## Begin DATA LINES

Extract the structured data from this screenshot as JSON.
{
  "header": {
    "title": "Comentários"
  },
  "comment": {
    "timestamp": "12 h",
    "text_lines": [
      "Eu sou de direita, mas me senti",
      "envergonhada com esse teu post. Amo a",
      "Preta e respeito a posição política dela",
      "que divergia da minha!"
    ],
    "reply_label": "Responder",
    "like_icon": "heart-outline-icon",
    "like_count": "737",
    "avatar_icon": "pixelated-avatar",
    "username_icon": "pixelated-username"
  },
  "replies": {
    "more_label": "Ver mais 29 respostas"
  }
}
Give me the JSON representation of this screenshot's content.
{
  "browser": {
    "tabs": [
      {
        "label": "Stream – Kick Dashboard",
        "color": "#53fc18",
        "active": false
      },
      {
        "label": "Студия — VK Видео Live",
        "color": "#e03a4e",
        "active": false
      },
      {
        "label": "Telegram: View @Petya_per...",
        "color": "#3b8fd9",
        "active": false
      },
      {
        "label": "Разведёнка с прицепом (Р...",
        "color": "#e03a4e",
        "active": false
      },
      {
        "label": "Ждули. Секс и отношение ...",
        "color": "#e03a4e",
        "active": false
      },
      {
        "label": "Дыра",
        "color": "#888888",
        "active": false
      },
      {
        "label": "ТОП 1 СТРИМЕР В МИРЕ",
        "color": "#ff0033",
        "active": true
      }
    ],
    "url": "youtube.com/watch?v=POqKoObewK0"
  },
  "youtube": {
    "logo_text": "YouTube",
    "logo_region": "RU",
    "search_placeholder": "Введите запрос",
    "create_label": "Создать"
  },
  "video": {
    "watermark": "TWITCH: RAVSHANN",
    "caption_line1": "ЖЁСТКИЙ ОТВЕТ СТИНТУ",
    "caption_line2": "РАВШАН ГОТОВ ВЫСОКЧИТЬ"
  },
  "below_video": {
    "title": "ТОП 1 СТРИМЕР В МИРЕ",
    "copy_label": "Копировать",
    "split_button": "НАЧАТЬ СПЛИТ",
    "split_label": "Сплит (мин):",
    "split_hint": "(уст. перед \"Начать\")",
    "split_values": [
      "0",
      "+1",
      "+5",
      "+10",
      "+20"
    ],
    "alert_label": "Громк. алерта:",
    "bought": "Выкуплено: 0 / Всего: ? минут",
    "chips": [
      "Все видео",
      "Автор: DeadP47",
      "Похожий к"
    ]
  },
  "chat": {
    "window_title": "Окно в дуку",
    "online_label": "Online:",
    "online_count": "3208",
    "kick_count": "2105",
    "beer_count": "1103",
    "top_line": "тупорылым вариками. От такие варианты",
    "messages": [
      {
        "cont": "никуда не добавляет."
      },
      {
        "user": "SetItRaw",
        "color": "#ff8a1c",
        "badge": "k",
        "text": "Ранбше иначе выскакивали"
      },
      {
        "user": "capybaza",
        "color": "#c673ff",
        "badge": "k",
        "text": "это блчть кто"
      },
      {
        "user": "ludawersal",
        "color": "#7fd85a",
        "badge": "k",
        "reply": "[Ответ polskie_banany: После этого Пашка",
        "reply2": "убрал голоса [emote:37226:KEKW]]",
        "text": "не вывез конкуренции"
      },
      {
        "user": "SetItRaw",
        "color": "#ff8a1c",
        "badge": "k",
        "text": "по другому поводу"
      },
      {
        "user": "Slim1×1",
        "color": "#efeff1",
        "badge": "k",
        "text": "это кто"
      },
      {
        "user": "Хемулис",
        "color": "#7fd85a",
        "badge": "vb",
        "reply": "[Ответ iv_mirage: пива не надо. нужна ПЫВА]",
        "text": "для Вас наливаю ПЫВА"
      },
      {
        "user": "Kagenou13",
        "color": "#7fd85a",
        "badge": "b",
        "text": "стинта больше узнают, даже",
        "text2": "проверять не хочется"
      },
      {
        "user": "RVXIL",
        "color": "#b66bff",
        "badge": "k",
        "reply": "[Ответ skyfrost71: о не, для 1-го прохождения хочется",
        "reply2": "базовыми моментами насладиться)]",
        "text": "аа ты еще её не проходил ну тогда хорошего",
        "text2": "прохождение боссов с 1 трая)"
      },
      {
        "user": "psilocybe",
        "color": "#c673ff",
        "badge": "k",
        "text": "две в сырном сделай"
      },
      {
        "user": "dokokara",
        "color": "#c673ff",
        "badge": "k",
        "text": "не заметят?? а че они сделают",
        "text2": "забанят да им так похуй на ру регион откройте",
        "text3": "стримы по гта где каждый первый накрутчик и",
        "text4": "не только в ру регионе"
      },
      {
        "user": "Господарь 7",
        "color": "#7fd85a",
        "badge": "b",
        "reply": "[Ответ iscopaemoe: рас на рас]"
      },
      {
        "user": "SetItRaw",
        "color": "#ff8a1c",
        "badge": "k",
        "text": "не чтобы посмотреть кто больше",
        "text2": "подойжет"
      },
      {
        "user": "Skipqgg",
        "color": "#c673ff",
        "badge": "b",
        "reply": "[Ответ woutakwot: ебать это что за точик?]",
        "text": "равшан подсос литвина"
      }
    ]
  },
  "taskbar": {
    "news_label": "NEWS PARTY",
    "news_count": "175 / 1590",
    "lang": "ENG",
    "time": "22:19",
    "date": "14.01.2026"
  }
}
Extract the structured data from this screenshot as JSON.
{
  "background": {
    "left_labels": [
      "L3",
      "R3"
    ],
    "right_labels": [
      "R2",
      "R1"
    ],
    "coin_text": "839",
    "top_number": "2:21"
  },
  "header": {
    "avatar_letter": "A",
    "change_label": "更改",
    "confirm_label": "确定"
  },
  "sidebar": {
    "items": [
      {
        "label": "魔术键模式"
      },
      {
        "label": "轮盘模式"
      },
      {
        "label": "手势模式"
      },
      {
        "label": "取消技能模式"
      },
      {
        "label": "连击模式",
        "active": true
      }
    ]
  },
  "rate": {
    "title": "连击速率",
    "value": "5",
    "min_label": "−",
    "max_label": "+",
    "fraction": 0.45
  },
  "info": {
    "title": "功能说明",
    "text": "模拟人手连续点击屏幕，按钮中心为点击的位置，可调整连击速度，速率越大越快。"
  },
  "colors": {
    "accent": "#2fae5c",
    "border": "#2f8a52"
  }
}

## End DATA LINES

- WRITTEN TASK
Exactly as they are written, print the entries again.

- OUTPUT
Extract the structured data from this screenshot as JSON.
{
  "header": {
    "title": "Comentários"
  },
  "comment": {
    "timestamp": "12 h",
    "text_lines": [
      "Eu sou de direita, mas me senti",
      "envergonhada com esse teu post. Amo a",
      "Preta e respeito a posição política dela",
      "que divergia da minha!"
    ],
    "reply_label": "Responder",
    "like_icon": "heart-outline-icon",
    "like_count": "737",
    "avatar_icon": "pixelated-avatar",
    "username_icon": "pixelated-username"
  },
  "replies": {
    "more_label": "Ver mais 29 respostas"
  }
}
Give me the JSON representation of this screenshot's content.
{
  "browser": {
    "tabs": [
      {
        "label": "Stream – Kick Dashboard",
        "color": "#53fc18",
        "active": false
      },
      {
        "label": "Студия — VK Видео Live",
        "color": "#e03a4e",
        "active": false
      },
      {
        "label": "Telegram: View @Petya_per...",
        "color": "#3b8fd9",
        "active": false
      },
      {
        "label": "Разведёнка с прицепом (Р...",
        "color": "#e03a4e",
        "active": false
      },
      {
        "label": "Ждули. Секс и отношение ...",
        "color": "#e03a4e",
        "active": false
      },
      {
        "label": "Дыра",
        "color": "#888888",
        "active": false
      },
      {
        "label": "ТОП 1 СТРИМЕР В МИРЕ",
        "color": "#ff0033",
        "active": true
      }
    ],
    "url": "youtube.com/watch?v=POqKoObewK0"
  },
  "youtube": {
    "logo_text": "YouTube",
    "logo_region": "RU",
    "search_placeholder": "Введите запрос",
    "create_label": "Создать"
  },
  "video": {
    "watermark": "TWITCH: RAVSHANN",
    "caption_line1": "ЖЁСТКИЙ ОТВЕТ СТИНТУ",
    "caption_line2": "РАВШАН ГОТОВ ВЫСОКЧИТЬ"
  },
  "below_video": {
    "title": "ТОП 1 СТРИМЕР В МИРЕ",
    "copy_label": "Копировать",
    "split_button": "НАЧАТЬ СПЛИТ",
    "split_label": "Сплит (мин):",
    "split_hint": "(уст. перед \"Начать\")",
    "split_values": [
      "0",
      "+1",
      "+5",
      "+10",
      "+20"
    ],
    "alert_label": "Громк. алерта:",
    "bought": "Выкуплено: 0 / Всего: ? минут",
    "chips": [
      "Все видео",
      "Автор: DeadP47",
      "Похожий к"
    ]
  },
  "chat": {
    "window_title": "Окно в дуку",
    "online_label": "Online:",
    "online_count": "3208",
    "kick_count": "2105",
    "beer_count": "1103",
    "top_line": "тупорылым вариками. От такие варианты",
    "messages": [
      {
        "cont": "никуда не добавляет."
      },
      {
        "user": "SetItRaw",
        "color": "#ff8a1c",
        "badge": "k",
        "text": "Ранбше иначе выскакивали"
      },
      {
        "user": "capybaza",
        "color": "#c673ff",
        "badge": "k",
        "text": "это блчть кто"
      },
      {
        "user": "ludawersal",
        "color": "#7fd85a",
        "badge": "k",
        "reply": "[Ответ polskie_banany: После этого Пашка",
        "reply2": "убрал голоса [emote:37226:KEKW]]",
        "text": "не вывез конкуренции"
      },
      {
        "user": "SetItRaw",
        "color": "#ff8a1c",
        "badge": "k",
        "text": "по другому поводу"
      },
      {
        "user": "Slim1×1",
        "color": "#efeff1",
        "badge": "k",
        "text": "это кто"
      },
      {
        "user": "Хемулис",
        "color": "#7fd85a",
        "badge": "vb",
        "reply": "[Ответ iv_mirage: пива не надо. нужна ПЫВА]",
        "text": "для Вас наливаю ПЫВА"
      },
      {
        "user": "Kagenou13",
        "color": "#7fd85a",
        "badge": "b",
        "text": "стинта больше узнают, даже",
        "text2": "проверять не хочется"
      },
      {
        "user": "RVXIL",
        "color": "#b66bff",
        "badge": "k",
        "reply": "[Ответ skyfrost71: о не, для 1-го прохождения хочется",
        "reply2": "базовыми моментами насладиться)]",
        "text": "аа ты еще её не проходил ну тогда хорошего",
        "text2": "прохождение боссов с 1 трая)"
      },
      {
        "user": "psilocybe",
        "color": "#c673ff",
        "badge": "k",
        "text": "две в сырном сделай"
      },
      {
        "user": "dokokara",
        "color": "#c673ff",
        "badge": "k",
        "text": "не заметят?? а че они сделают",
        "text2": "забанят да им так похуй на ру регион откройте",
        "text3": "стримы по гта где каждый первый накрутчик и",
        "text4": "не только в ру регионе"
      },
      {
        "user": "Господарь 7",
        "color": "#7fd85a",
        "badge": "b",
        "reply": "[Ответ iscopaemoe: рас на рас]"
      },
      {
        "user": "SetItRaw",
        "color": "#ff8a1c",
        "badge": "k",
        "text": "не чтобы посмотреть кто больше",
        "text2": "подойжет"
      },
      {
        "user": "Skipqgg",
        "color": "#c673ff",
        "badge": "b",
        "reply": "[Ответ woutakwot: ебать это что за точик?]",
        "text": "равшан подсос литвина"
      }
    ]
  },
  "taskbar": {
    "news_label": "NEWS PARTY",
    "news_count": "175 / 1590",
    "lang": "ENG",
    "time": "22:19",
    "date": "14.01.2026"
  }
}
Extract the structured data from this screenshot as JSON.
{
  "background": {
    "left_labels": [
      "L3",
      "R3"
    ],
    "right_labels": [
      "R2",
      "R1"
    ],
    "coin_text": "839",
    "top_number": "2:21"
  },
  "header": {
    "avatar_letter": "A",
    "change_label": "更改",
    "confirm_label": "确定"
  },
  "sidebar": {
    "items": [
      {
        "label": "魔术键模式"
      },
      {
        "label": "轮盘模式"
      },
      {
        "label": "手势模式"
      },
      {
        "label": "取消技能模式"
      },
      {
        "label": "连击模式",
        "active": true
      }
    ]
  },
  "rate": {
    "title": "连击速率",
    "value": "5",
    "min_label": "−",
    "max_label": "+",
    "fraction": 0.45
  },
  "info": {
    "title": "功能说明",
    "text": "模拟人手连续点击屏幕，按钮中心为点击的位置，可调整连击速度，速率越大越快。"
  },
  "colors": {
    "accent": "#2fae5c",
    "border": "#2f8a52"
  }
}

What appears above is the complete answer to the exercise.